"""

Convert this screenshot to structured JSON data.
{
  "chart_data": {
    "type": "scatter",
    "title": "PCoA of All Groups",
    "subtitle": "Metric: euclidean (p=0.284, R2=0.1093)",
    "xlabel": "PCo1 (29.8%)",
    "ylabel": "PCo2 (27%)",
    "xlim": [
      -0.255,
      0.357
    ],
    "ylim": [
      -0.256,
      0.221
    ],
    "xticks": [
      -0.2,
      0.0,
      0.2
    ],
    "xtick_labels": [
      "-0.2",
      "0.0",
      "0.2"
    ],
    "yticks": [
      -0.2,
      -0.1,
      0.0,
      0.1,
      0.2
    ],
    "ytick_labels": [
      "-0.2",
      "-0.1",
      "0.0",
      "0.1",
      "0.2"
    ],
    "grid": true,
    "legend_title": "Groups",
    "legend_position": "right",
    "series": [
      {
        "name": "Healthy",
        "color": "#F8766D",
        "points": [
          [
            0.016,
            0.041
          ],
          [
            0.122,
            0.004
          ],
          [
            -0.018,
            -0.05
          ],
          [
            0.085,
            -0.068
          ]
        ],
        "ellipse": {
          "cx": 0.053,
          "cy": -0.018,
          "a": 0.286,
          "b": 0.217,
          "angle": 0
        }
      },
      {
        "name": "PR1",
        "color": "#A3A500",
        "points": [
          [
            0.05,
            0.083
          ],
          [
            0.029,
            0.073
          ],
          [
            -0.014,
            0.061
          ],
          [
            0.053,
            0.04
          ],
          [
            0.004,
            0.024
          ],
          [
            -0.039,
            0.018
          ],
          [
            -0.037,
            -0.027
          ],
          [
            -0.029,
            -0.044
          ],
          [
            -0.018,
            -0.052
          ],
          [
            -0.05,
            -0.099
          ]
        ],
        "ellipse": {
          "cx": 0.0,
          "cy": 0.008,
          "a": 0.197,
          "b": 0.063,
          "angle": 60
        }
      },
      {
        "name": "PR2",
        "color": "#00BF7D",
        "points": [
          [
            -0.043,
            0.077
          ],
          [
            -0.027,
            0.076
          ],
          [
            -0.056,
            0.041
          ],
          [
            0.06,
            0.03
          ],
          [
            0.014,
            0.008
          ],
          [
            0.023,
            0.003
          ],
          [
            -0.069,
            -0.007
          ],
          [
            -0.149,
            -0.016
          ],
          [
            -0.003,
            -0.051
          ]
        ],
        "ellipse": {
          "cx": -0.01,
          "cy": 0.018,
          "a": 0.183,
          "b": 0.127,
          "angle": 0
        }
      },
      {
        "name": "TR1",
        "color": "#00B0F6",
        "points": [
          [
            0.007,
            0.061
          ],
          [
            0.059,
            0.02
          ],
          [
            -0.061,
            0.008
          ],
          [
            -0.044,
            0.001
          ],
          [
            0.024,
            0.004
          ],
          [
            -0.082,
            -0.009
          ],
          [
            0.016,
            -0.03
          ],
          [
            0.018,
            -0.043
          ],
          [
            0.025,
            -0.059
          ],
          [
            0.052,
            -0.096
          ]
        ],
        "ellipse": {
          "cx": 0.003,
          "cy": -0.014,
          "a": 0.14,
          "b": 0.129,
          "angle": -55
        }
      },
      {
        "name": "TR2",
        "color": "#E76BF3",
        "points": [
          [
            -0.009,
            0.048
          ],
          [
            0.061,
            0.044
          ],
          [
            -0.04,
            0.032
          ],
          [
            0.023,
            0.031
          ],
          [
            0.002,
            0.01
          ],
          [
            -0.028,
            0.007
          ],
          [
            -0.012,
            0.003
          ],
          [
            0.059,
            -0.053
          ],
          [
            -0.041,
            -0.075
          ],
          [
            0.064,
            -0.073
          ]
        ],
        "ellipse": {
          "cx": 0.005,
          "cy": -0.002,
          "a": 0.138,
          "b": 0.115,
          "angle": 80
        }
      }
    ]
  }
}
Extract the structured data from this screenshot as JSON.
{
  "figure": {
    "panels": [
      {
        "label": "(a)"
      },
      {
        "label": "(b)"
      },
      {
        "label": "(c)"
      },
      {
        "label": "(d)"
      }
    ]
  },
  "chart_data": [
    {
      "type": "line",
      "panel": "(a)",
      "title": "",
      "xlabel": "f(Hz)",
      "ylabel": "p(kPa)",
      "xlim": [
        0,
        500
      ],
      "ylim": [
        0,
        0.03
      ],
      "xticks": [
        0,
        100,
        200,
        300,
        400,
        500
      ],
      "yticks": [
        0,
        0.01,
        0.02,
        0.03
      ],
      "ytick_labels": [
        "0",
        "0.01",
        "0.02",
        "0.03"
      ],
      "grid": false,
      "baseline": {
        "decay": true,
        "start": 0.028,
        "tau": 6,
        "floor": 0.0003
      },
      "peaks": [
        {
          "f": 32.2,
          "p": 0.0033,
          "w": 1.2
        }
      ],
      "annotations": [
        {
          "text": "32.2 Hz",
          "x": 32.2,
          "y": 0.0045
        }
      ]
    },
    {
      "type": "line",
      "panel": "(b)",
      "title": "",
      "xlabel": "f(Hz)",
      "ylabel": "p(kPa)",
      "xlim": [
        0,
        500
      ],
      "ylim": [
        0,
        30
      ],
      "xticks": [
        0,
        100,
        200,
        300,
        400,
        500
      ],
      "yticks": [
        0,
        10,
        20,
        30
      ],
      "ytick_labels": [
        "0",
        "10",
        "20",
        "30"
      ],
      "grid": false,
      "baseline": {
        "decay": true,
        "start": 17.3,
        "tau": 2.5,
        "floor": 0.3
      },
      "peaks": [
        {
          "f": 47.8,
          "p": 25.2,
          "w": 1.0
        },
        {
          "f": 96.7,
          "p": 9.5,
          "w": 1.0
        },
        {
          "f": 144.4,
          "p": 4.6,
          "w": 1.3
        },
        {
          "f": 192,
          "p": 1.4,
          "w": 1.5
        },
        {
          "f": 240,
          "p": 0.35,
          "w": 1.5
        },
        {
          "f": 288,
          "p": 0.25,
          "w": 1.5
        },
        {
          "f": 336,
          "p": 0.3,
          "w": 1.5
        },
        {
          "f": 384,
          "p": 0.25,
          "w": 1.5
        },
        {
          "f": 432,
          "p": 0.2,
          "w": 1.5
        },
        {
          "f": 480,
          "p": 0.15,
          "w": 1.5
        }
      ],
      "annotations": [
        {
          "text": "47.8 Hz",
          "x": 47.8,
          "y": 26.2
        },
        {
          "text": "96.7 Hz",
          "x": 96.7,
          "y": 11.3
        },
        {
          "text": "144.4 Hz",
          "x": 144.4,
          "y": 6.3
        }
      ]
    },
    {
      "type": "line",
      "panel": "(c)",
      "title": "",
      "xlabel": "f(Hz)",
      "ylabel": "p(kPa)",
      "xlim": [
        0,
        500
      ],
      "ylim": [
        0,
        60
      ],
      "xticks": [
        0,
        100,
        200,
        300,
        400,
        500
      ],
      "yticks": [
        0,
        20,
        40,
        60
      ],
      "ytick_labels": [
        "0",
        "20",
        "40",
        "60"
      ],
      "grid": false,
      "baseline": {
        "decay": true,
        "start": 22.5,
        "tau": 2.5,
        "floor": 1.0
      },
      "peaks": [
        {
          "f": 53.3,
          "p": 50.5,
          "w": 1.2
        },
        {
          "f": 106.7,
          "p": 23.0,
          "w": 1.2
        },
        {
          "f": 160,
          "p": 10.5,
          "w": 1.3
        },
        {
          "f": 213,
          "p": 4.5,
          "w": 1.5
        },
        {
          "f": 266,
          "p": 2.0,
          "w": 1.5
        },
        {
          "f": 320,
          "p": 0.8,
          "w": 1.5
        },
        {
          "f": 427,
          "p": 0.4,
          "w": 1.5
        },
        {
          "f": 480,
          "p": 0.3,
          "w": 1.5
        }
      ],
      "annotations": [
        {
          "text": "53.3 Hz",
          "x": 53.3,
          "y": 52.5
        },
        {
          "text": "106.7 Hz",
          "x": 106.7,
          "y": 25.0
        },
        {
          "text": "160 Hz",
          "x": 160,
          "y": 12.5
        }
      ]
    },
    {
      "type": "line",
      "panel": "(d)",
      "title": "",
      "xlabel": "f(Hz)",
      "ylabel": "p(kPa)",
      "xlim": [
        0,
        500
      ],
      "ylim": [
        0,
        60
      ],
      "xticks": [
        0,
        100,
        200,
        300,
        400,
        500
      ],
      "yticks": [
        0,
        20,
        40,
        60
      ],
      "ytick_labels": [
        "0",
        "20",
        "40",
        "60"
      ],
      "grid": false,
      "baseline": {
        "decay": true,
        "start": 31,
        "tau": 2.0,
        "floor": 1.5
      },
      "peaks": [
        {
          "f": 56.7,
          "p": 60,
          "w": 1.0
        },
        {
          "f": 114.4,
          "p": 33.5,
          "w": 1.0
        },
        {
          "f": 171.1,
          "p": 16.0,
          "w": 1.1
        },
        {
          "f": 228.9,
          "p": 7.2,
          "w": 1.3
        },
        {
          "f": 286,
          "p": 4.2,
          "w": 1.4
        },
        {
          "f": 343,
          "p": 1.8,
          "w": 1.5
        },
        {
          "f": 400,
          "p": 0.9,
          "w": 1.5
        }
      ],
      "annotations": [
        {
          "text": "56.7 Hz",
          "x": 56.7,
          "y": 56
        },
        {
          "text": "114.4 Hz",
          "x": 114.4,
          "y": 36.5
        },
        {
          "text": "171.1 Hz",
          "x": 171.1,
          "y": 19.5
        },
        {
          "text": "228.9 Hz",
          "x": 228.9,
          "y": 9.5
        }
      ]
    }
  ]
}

"""

### WHAT NEEDS TO BE DONE
Above are the records. Identify each line that contains the word "text".

### EXPECTED ANSWER
          "text": "32.2 Hz",
          "text": "47.8 Hz",
          "text": "96.7 Hz",
          "text": "144.4 Hz",
          "text": "53.3 Hz",
          "text": "106.7 Hz",
          "text": "160 Hz",
          "text": "56.7 Hz",
          "text": "114.4 Hz",
          "text": "171.1 Hz",
          "text": "228.9 Hz",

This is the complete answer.